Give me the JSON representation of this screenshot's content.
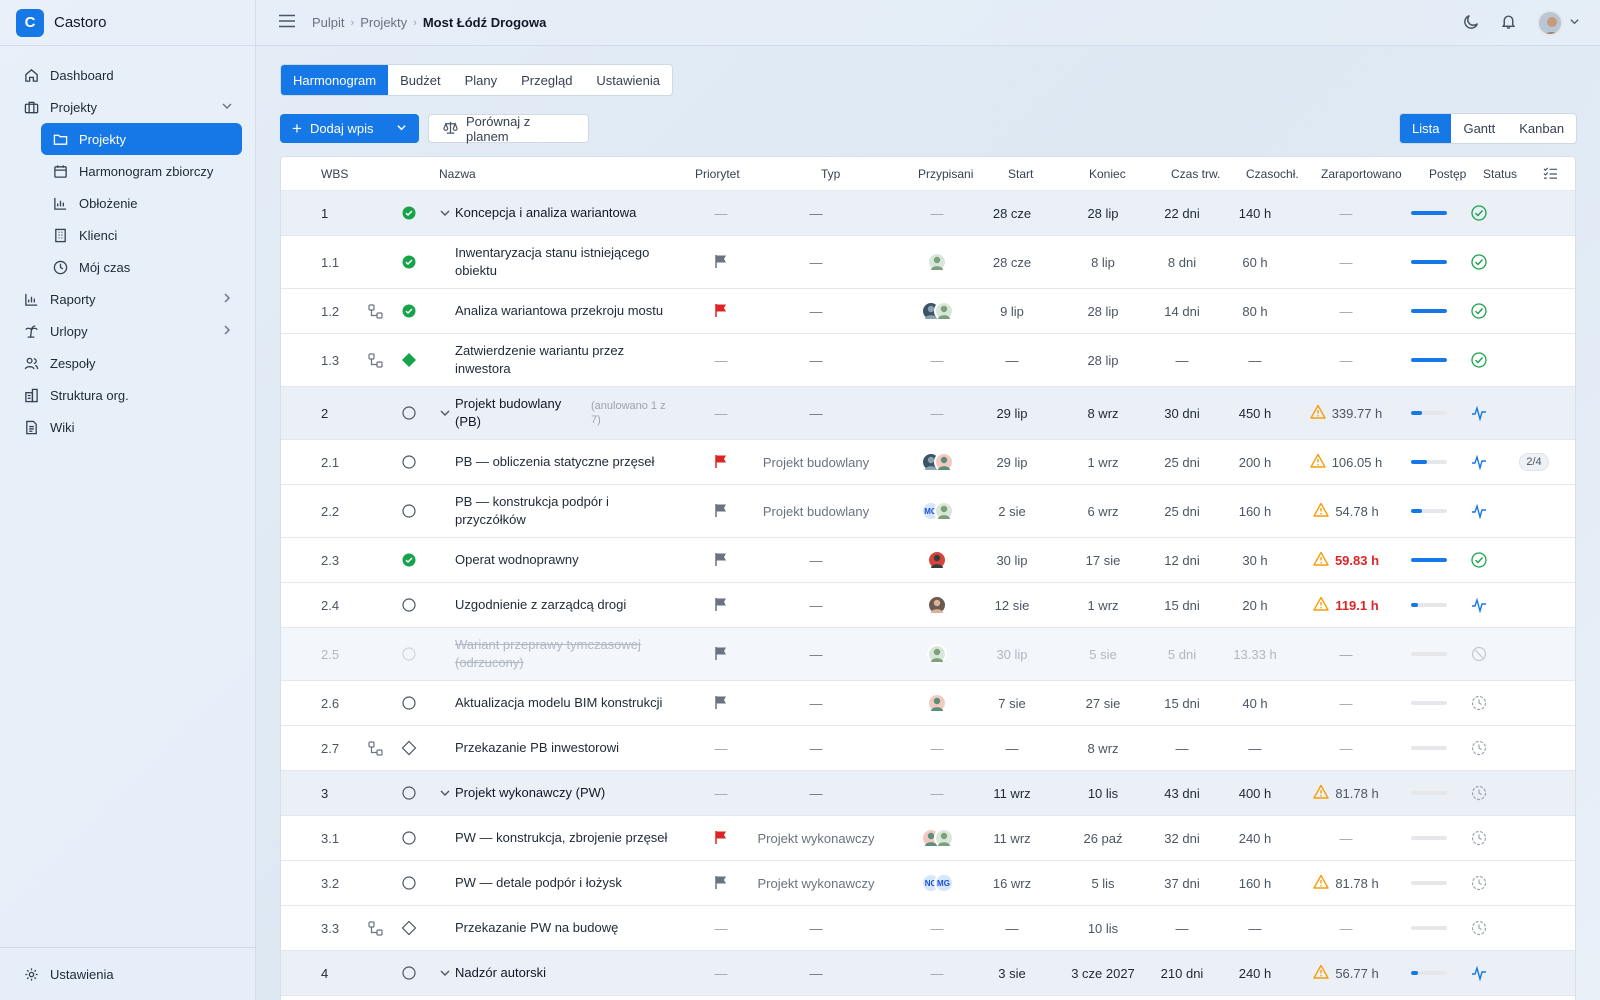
{
  "app": {
    "name": "Castoro",
    "logo_letter": "C"
  },
  "sidebar": {
    "items": [
      {
        "label": "Dashboard",
        "icon": "home-icon"
      },
      {
        "label": "Projekty",
        "icon": "briefcase-icon",
        "expanded": true
      },
      {
        "label": "Raporty",
        "icon": "bar-chart-icon"
      },
      {
        "label": "Urlopy",
        "icon": "palm-tree-icon"
      },
      {
        "label": "Zespoły",
        "icon": "users-icon"
      },
      {
        "label": "Struktura org.",
        "icon": "building-icon"
      },
      {
        "label": "Wiki",
        "icon": "document-icon"
      }
    ],
    "sub_items": [
      {
        "label": "Projekty",
        "icon": "folder-icon",
        "active": true
      },
      {
        "label": "Harmonogram zbiorczy",
        "icon": "calendar-icon"
      },
      {
        "label": "Obłożenie",
        "icon": "chart-icon"
      },
      {
        "label": "Klienci",
        "icon": "building-icon"
      },
      {
        "label": "Mój czas",
        "icon": "clock-icon"
      }
    ],
    "footer": {
      "label": "Ustawienia",
      "icon": "gear-icon"
    }
  },
  "breadcrumb": {
    "items": [
      "Pulpit",
      "Projekty"
    ],
    "current": "Most Łódź Drogowa"
  },
  "tabs": [
    "Harmonogram",
    "Budżet",
    "Plany",
    "Przegląd",
    "Ustawienia"
  ],
  "active_tab": "Harmonogram",
  "toolbar": {
    "add_label": "Dodaj wpis",
    "compare_label": "Porównaj z planem"
  },
  "views": [
    "Lista",
    "Gantt",
    "Kanban"
  ],
  "active_view": "Lista",
  "colors": {
    "accent": "#1677e6",
    "success": "#16a34a",
    "warning": "#f59e0b",
    "danger": "#dc2626"
  },
  "columns": {
    "wbs": "WBS",
    "name": "Nazwa",
    "priority": "Priorytet",
    "type": "Typ",
    "assigned": "Przypisani",
    "start": "Start",
    "end": "Koniec",
    "duration": "Czas trw.",
    "capacity": "Czasochł.",
    "reported": "Zaraportowano",
    "progress": "Postęp",
    "status": "Status"
  },
  "rows": [
    {
      "wbs": "1",
      "name": "Koncepcja i analiza wariantowa",
      "group": true,
      "status_icon": "done",
      "priority": "—",
      "type": "—",
      "assigned": "—",
      "start": "28 cze",
      "end": "28 lip",
      "duration": "22 dni",
      "capacity": "140 h",
      "reported": "—",
      "progress": 1.0,
      "state": "check"
    },
    {
      "wbs": "1.1",
      "name": "Inwentaryzacja stanu istniejącego obiektu",
      "status_icon": "done",
      "priority": "flag-gray",
      "type": "—",
      "assignees": [
        "av1"
      ],
      "start": "28 cze",
      "end": "8 lip",
      "duration": "8 dni",
      "capacity": "60 h",
      "reported": "—",
      "progress": 1.0,
      "state": "check"
    },
    {
      "wbs": "1.2",
      "name": "Analiza wariantowa przekroju mostu",
      "dep": true,
      "status_icon": "done",
      "priority": "flag-red",
      "type": "—",
      "assignees": [
        "av2",
        "av1"
      ],
      "start": "9 lip",
      "end": "28 lip",
      "duration": "14 dni",
      "capacity": "80 h",
      "reported": "—",
      "progress": 1.0,
      "state": "check"
    },
    {
      "wbs": "1.3",
      "name": "Zatwierdzenie wariantu przez inwestora",
      "dep": true,
      "status_icon": "milestone-done",
      "priority": "—",
      "type": "—",
      "assigned": "—",
      "start": "—",
      "end": "28 lip",
      "duration": "—",
      "capacity": "—",
      "reported": "—",
      "progress": 1.0,
      "state": "check"
    },
    {
      "wbs": "2",
      "name": "Projekt budowlany (PB)",
      "annotation": "(anulowano 1 z 7)",
      "group": true,
      "status_icon": "open",
      "priority": "—",
      "type": "—",
      "assigned": "—",
      "start": "29 lip",
      "end": "8 wrz",
      "duration": "30 dni",
      "capacity": "450 h",
      "reported": "339.77 h",
      "warn": true,
      "progress": 0.3,
      "state": "pulse"
    },
    {
      "wbs": "2.1",
      "name": "PB — obliczenia statyczne przęseł",
      "status_icon": "open",
      "priority": "flag-red",
      "type": "Projekt budowlany",
      "assignees": [
        "av2",
        "av3"
      ],
      "start": "29 lip",
      "end": "1 wrz",
      "duration": "25 dni",
      "capacity": "200 h",
      "reported": "106.05 h",
      "warn": true,
      "progress": 0.45,
      "state": "pulse",
      "extra": "2/4"
    },
    {
      "wbs": "2.2",
      "name": "PB — konstrukcja podpór i przyczółków",
      "status_icon": "open",
      "priority": "flag-gray",
      "type": "Projekt budowlany",
      "assignees": [
        "MC",
        "av1"
      ],
      "start": "2 sie",
      "end": "6 wrz",
      "duration": "25 dni",
      "capacity": "160 h",
      "reported": "54.78 h",
      "warn": true,
      "progress": 0.3,
      "state": "pulse"
    },
    {
      "wbs": "2.3",
      "name": "Operat wodnoprawny",
      "status_icon": "done",
      "priority": "flag-gray",
      "type": "—",
      "assignees": [
        "av4"
      ],
      "start": "30 lip",
      "end": "17 sie",
      "duration": "12 dni",
      "capacity": "30 h",
      "reported": "59.83 h",
      "warn": true,
      "hot": true,
      "progress": 1.0,
      "state": "check"
    },
    {
      "wbs": "2.4",
      "name": "Uzgodnienie z zarządcą drogi",
      "status_icon": "open",
      "priority": "flag-gray",
      "type": "—",
      "assignees": [
        "av5"
      ],
      "start": "12 sie",
      "end": "1 wrz",
      "duration": "15 dni",
      "capacity": "20 h",
      "reported": "119.1 h",
      "warn": true,
      "hot": true,
      "progress": 0.2,
      "state": "pulse"
    },
    {
      "wbs": "2.5",
      "name": "Wariant przeprawy tymczasowej (odrzucony)",
      "cancelled": true,
      "status_icon": "open-faded",
      "priority": "flag-gray",
      "type": "—",
      "assignees": [
        "av1"
      ],
      "start": "30 lip",
      "end": "5 sie",
      "duration": "5 dni",
      "capacity": "13.33 h",
      "reported": "—",
      "progress": 0.0,
      "state": "cancel"
    },
    {
      "wbs": "2.6",
      "name": "Aktualizacja modelu BIM konstrukcji",
      "status_icon": "open",
      "priority": "flag-gray",
      "type": "—",
      "assignees": [
        "av3"
      ],
      "start": "7 sie",
      "end": "27 sie",
      "duration": "15 dni",
      "capacity": "40 h",
      "reported": "—",
      "progress": 0.0,
      "state": "pending"
    },
    {
      "wbs": "2.7",
      "name": "Przekazanie PB inwestorowi",
      "dep": true,
      "status_icon": "milestone-open",
      "priority": "—",
      "type": "—",
      "assigned": "—",
      "start": "—",
      "end": "8 wrz",
      "duration": "—",
      "capacity": "—",
      "reported": "—",
      "progress": 0.0,
      "state": "pending"
    },
    {
      "wbs": "3",
      "name": "Projekt wykonawczy (PW)",
      "group": true,
      "status_icon": "open",
      "priority": "—",
      "type": "—",
      "assigned": "—",
      "start": "11 wrz",
      "end": "10 lis",
      "duration": "43 dni",
      "capacity": "400 h",
      "reported": "81.78 h",
      "warn": true,
      "progress": 0.0,
      "state": "pending"
    },
    {
      "wbs": "3.1",
      "name": "PW — konstrukcja, zbrojenie przęseł",
      "status_icon": "open",
      "priority": "flag-red",
      "type": "Projekt wykonawczy",
      "assignees": [
        "av3",
        "av1"
      ],
      "start": "11 wrz",
      "end": "26 paź",
      "duration": "32 dni",
      "capacity": "240 h",
      "reported": "—",
      "progress": 0.0,
      "state": "pending"
    },
    {
      "wbs": "3.2",
      "name": "PW — detale podpór i łożysk",
      "status_icon": "open",
      "priority": "flag-gray",
      "type": "Projekt wykonawczy",
      "assignees": [
        "NC",
        "MG"
      ],
      "start": "16 wrz",
      "end": "5 lis",
      "duration": "37 dni",
      "capacity": "160 h",
      "reported": "81.78 h",
      "warn": true,
      "progress": 0.0,
      "state": "pending"
    },
    {
      "wbs": "3.3",
      "name": "Przekazanie PW na budowę",
      "dep": true,
      "status_icon": "milestone-open",
      "priority": "—",
      "type": "—",
      "assigned": "—",
      "start": "—",
      "end": "10 lis",
      "duration": "—",
      "capacity": "—",
      "reported": "—",
      "progress": 0.0,
      "state": "pending"
    },
    {
      "wbs": "4",
      "name": "Nadzór autorski",
      "group": true,
      "status_icon": "open",
      "priority": "—",
      "type": "—",
      "assigned": "—",
      "start": "3 sie",
      "end": "3 cze 2027",
      "duration": "210 dni",
      "capacity": "240 h",
      "reported": "56.77 h",
      "warn": true,
      "progress": 0.2,
      "state": "pulse"
    }
  ]
}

:: Task objective ::
Identify and copy the lines holding the word "Harmonogram".

:: Result of this exercise ::
        "label": "Harmonogram zbiorczy",
    "Harmonogram",
  "active_tab": "Harmonogram",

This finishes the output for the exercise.